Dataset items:
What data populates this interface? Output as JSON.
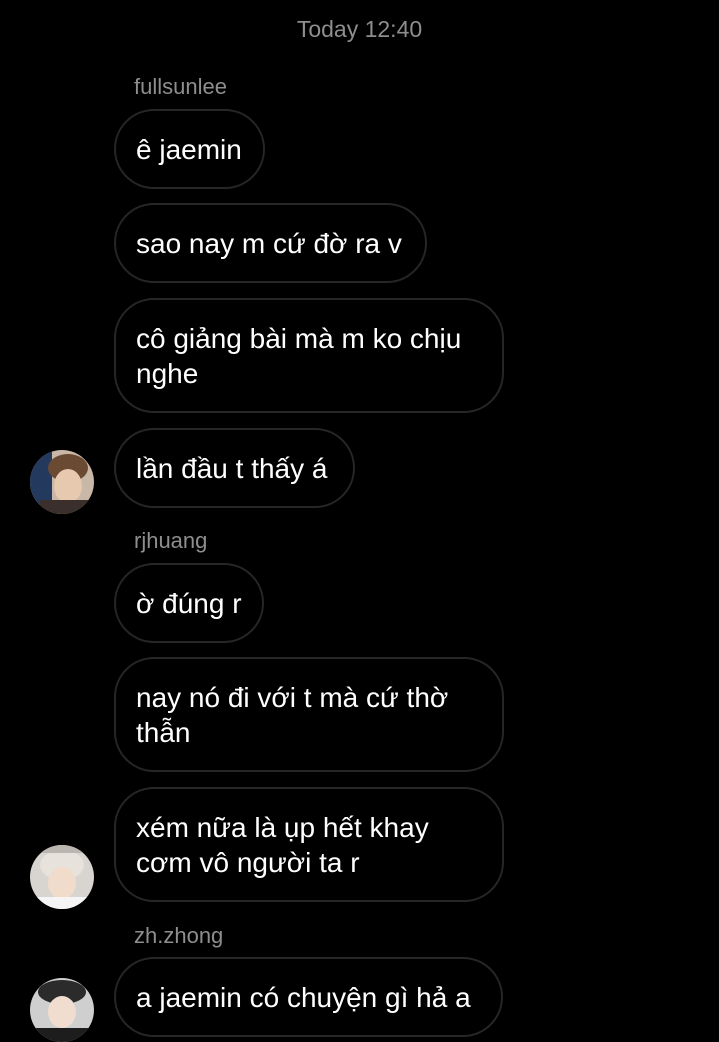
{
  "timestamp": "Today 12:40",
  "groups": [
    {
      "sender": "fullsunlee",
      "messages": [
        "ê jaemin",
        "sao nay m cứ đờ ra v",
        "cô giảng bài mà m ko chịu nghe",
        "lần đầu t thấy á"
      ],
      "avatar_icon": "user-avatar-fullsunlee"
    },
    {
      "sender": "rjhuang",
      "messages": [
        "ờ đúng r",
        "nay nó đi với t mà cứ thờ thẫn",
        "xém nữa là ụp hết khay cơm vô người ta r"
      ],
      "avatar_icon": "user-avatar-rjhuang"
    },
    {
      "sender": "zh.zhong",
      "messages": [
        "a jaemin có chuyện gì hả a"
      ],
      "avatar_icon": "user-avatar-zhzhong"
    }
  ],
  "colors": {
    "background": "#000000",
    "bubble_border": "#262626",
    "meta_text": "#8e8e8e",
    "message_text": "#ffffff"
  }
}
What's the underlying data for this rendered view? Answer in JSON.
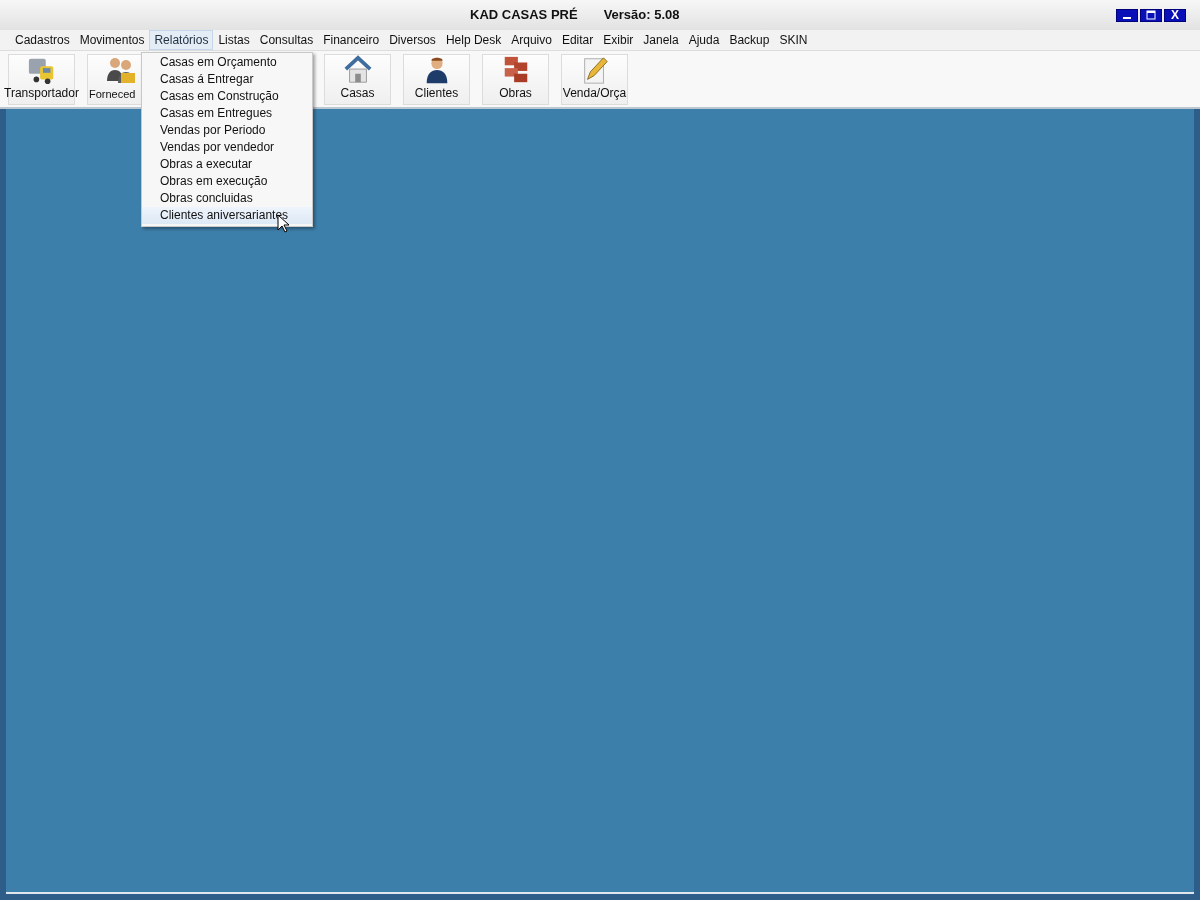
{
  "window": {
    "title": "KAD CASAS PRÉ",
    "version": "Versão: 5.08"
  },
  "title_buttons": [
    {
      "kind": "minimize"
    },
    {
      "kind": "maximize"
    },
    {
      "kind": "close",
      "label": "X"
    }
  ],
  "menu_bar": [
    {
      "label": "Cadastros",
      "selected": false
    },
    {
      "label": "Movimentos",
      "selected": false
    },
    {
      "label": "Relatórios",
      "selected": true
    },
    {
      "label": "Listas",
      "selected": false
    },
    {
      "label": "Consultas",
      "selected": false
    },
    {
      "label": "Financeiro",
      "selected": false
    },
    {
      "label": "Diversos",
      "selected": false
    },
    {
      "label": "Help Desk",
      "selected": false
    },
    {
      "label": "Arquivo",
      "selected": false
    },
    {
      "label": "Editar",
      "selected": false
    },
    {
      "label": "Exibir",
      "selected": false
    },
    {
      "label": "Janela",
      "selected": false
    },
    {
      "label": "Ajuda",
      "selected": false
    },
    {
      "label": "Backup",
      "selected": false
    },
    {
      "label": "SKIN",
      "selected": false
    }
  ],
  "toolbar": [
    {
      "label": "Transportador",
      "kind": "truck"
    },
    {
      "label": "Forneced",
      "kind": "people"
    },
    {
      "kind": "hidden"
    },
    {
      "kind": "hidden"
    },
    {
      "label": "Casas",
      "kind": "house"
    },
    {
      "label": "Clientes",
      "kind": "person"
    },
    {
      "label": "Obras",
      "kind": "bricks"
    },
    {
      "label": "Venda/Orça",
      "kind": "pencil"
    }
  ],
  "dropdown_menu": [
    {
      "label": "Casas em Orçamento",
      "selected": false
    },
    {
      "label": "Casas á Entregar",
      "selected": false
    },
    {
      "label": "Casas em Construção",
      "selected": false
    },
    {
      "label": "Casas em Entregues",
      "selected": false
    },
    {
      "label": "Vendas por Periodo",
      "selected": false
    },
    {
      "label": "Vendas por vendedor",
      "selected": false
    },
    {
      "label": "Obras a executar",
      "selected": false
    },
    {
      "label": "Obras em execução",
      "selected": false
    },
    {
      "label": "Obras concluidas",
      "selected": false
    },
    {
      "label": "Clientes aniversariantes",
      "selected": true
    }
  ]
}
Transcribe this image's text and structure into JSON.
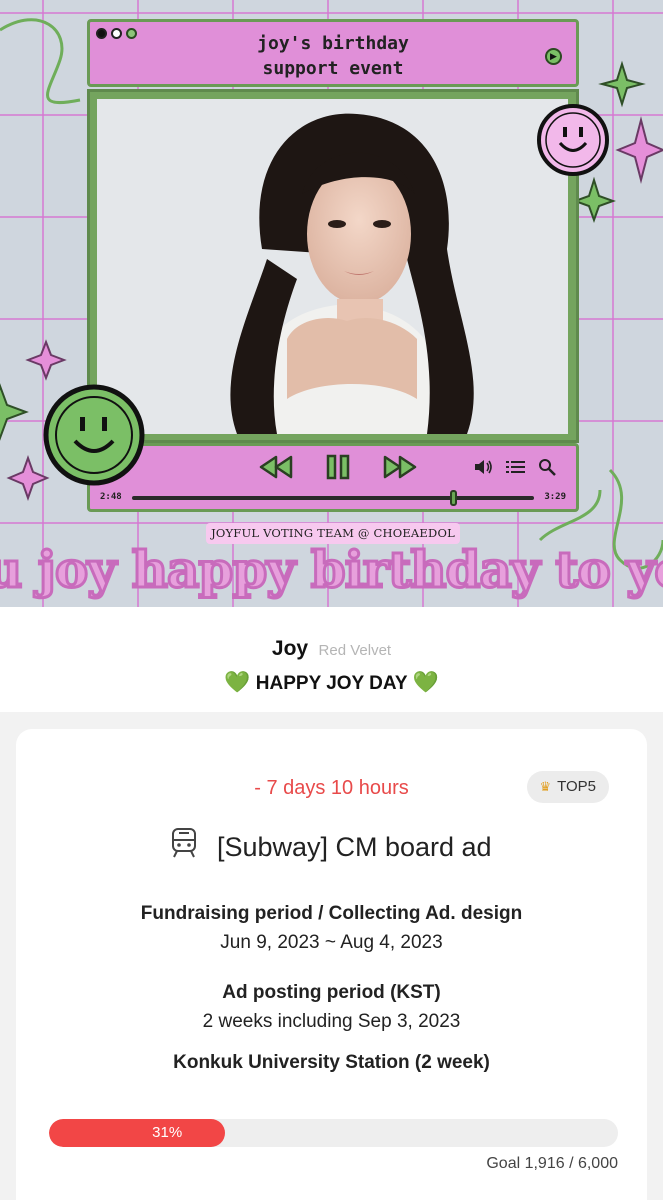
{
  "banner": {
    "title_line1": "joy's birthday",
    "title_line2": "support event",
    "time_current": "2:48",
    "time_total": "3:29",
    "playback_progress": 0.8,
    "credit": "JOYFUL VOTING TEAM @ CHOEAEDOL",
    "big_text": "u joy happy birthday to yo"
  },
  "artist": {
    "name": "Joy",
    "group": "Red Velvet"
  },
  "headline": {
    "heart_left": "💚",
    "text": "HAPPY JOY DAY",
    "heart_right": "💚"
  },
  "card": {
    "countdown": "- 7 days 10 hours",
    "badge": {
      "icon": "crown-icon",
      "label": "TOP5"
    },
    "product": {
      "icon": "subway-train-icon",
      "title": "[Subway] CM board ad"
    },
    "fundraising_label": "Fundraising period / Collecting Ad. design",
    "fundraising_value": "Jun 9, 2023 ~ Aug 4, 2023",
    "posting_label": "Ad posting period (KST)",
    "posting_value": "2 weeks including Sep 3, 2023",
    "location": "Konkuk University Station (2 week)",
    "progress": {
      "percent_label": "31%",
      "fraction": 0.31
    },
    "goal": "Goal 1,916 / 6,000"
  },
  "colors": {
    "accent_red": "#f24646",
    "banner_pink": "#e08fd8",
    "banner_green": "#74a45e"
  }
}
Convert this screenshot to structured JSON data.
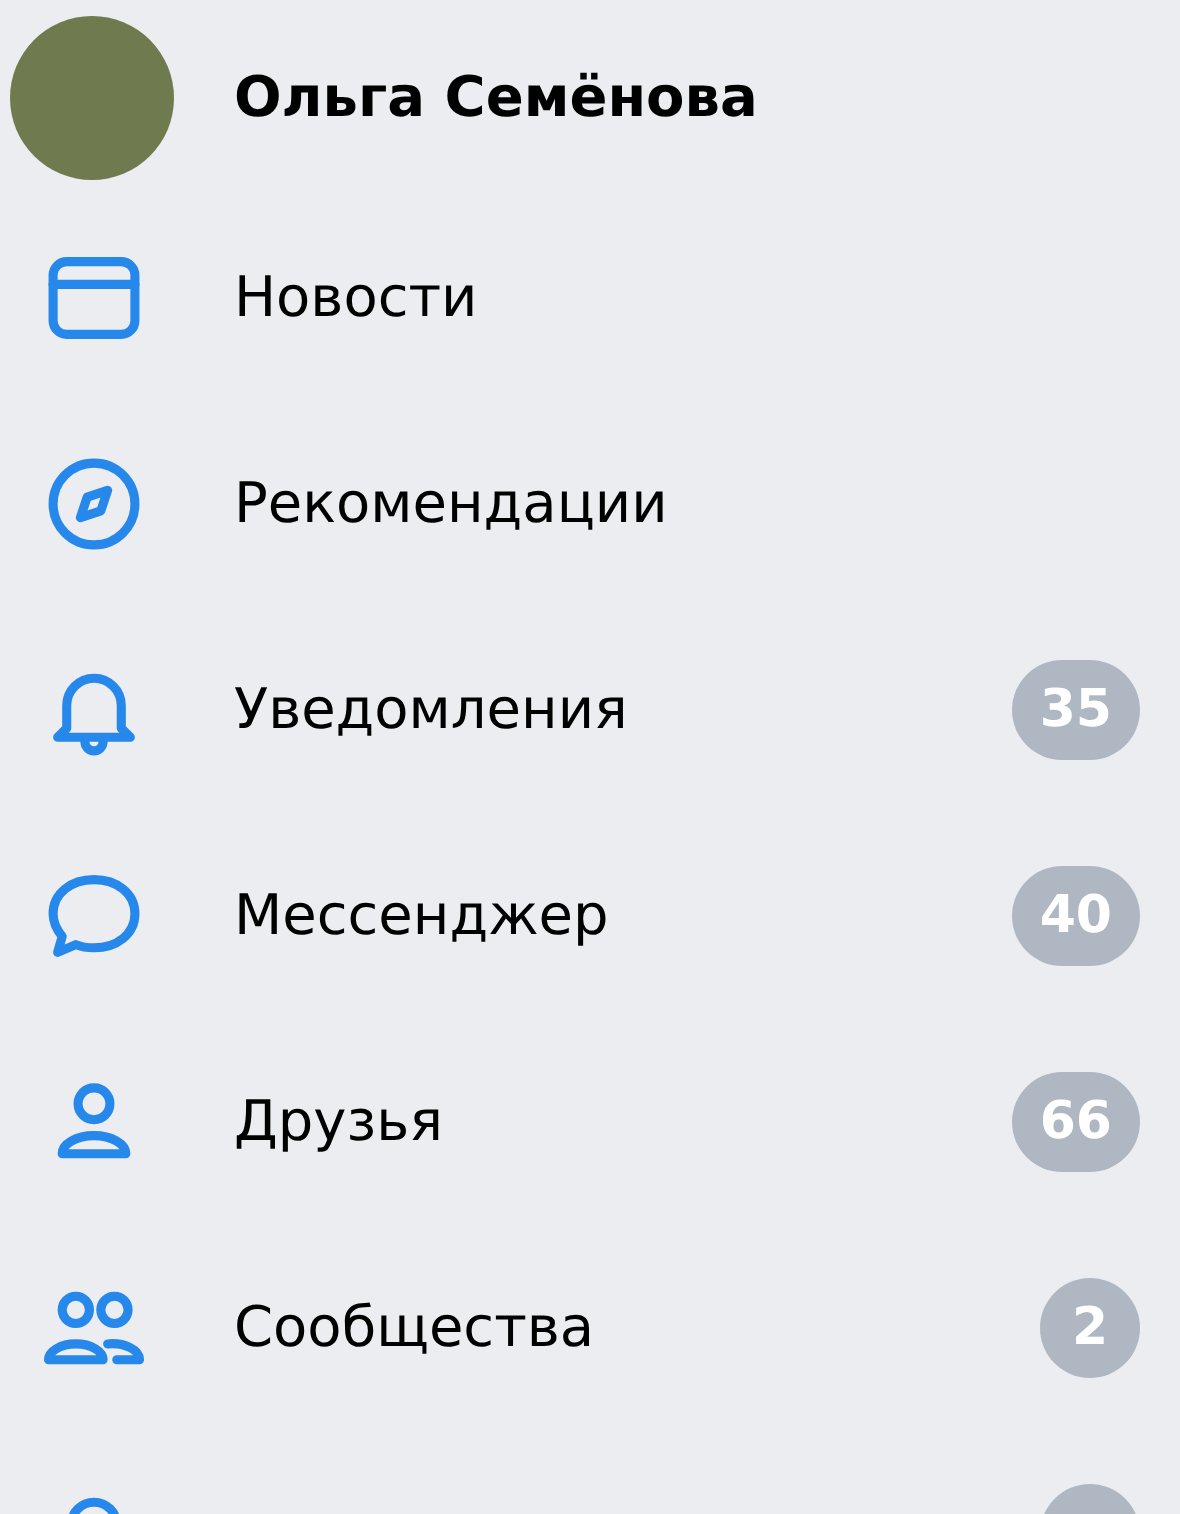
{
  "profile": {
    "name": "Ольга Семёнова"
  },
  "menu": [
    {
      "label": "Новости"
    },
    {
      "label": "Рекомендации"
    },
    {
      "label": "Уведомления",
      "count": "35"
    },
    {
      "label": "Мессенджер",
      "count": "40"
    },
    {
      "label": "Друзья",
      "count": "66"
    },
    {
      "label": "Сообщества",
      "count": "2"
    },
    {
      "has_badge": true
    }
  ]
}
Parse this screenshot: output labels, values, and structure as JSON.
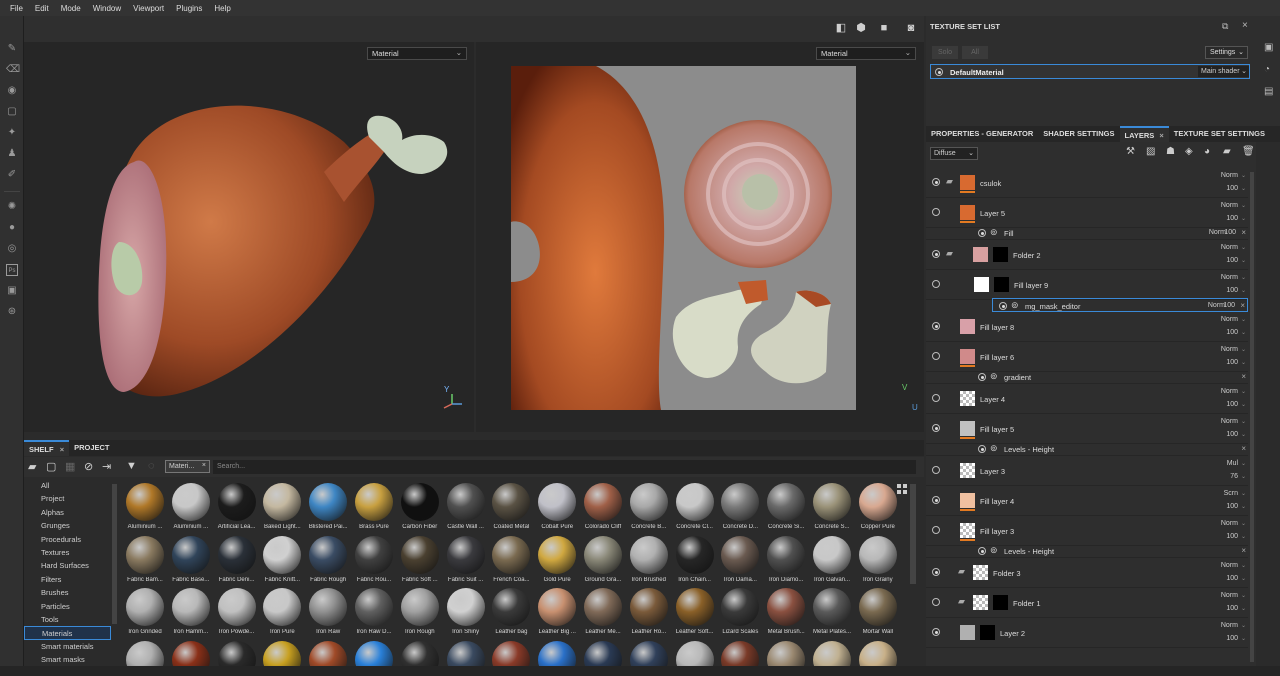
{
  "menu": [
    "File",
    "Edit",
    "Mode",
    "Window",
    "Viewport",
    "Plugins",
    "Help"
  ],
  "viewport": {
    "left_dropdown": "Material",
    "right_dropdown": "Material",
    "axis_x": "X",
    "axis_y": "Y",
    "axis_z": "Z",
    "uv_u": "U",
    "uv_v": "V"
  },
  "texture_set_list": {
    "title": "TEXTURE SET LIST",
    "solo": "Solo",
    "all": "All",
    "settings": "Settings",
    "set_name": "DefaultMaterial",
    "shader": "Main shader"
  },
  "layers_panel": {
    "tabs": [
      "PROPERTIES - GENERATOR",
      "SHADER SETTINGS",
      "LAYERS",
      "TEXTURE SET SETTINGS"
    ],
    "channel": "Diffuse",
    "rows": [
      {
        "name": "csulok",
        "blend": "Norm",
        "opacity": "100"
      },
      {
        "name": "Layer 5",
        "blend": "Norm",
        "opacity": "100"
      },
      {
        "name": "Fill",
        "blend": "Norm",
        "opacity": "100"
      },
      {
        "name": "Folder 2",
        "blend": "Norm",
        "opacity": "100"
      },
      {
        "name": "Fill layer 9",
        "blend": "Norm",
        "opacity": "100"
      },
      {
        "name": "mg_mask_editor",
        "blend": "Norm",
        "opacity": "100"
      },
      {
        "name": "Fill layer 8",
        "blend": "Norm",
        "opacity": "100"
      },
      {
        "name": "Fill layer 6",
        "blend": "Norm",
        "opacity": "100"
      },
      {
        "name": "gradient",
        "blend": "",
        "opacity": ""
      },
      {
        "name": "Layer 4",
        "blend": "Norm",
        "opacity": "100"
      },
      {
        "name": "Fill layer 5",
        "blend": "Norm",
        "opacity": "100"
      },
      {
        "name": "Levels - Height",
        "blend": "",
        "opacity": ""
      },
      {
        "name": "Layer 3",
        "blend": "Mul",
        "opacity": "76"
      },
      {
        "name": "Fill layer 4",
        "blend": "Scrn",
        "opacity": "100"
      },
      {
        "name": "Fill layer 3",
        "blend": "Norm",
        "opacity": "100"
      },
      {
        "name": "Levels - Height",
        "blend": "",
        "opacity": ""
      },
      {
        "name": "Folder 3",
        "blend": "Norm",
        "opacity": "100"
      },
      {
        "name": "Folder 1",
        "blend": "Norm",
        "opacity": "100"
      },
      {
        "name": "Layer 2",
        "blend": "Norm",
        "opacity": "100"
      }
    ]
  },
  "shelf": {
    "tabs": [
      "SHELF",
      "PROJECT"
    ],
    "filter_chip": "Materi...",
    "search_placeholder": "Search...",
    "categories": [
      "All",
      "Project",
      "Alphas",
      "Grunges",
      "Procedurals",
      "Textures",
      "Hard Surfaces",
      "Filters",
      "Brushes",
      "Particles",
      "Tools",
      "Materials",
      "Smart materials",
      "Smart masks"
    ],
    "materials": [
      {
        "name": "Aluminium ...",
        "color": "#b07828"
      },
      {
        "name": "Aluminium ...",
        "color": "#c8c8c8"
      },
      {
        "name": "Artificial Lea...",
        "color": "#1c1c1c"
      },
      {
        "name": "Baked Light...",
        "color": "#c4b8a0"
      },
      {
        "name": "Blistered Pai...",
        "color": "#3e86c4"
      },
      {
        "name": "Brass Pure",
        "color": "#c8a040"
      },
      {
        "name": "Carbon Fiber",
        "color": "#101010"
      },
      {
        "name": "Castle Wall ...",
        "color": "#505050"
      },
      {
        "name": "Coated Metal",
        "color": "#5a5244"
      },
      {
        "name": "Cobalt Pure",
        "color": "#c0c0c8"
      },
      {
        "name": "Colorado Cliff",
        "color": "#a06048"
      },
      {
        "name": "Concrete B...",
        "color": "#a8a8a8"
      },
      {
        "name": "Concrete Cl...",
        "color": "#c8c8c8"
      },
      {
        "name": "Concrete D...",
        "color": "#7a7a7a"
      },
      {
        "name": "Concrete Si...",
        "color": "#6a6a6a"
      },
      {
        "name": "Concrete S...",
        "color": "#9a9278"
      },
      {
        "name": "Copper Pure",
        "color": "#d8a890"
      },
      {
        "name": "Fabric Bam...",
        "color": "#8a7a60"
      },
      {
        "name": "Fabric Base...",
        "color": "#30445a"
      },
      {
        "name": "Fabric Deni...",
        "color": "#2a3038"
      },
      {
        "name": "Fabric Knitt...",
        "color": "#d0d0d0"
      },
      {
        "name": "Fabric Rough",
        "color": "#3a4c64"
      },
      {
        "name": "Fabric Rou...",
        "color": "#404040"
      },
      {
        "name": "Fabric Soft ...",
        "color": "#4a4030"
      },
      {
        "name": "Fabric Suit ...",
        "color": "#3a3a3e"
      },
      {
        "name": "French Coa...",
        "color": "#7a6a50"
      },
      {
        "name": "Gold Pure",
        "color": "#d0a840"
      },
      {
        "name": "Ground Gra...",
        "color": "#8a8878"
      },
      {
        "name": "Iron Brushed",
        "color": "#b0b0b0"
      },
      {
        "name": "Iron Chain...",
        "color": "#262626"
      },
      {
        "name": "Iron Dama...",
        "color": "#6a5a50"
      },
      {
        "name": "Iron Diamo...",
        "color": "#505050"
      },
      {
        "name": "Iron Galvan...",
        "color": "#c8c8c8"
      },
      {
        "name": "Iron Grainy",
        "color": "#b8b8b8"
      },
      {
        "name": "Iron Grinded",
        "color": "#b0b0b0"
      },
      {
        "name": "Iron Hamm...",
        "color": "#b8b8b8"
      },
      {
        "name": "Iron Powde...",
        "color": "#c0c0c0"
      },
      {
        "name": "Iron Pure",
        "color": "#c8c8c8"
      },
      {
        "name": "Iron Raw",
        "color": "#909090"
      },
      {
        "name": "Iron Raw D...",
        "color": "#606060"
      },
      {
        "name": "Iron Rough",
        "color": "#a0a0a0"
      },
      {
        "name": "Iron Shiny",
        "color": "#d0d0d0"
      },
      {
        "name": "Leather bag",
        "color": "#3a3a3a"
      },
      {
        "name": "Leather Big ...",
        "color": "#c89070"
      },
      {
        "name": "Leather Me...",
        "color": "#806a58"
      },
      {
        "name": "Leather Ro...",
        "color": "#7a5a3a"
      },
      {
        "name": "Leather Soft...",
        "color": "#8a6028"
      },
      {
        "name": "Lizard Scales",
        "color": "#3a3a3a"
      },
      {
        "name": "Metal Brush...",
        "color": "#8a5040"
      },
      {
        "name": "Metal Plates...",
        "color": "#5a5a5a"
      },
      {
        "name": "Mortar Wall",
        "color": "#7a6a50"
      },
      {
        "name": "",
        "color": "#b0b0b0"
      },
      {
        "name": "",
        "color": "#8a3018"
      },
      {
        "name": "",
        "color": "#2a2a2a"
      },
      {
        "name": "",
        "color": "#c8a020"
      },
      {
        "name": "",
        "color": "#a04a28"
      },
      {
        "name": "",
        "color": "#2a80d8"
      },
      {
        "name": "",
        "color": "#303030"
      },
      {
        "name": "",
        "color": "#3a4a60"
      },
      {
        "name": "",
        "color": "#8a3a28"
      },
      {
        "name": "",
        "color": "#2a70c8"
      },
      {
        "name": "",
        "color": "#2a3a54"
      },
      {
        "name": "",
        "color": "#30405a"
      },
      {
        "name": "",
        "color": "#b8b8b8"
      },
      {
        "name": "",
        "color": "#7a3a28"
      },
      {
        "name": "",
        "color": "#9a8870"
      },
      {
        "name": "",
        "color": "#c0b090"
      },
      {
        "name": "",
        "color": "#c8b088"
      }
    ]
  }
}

● REQUIREMENT: Scan the material above for the word "kind". Copy each line where it occurs.

● RESULT OF THE TASK:
      "kind": "minimize"
      "kind": "maximize"
      "kind": "close",
      "kind": "truck"
      "kind": "people"
      "kind": "hidden"
      "kind": "hidden"
      "kind": "house"
      "kind": "person"
      "kind": "bricks"
      "kind": "pencil"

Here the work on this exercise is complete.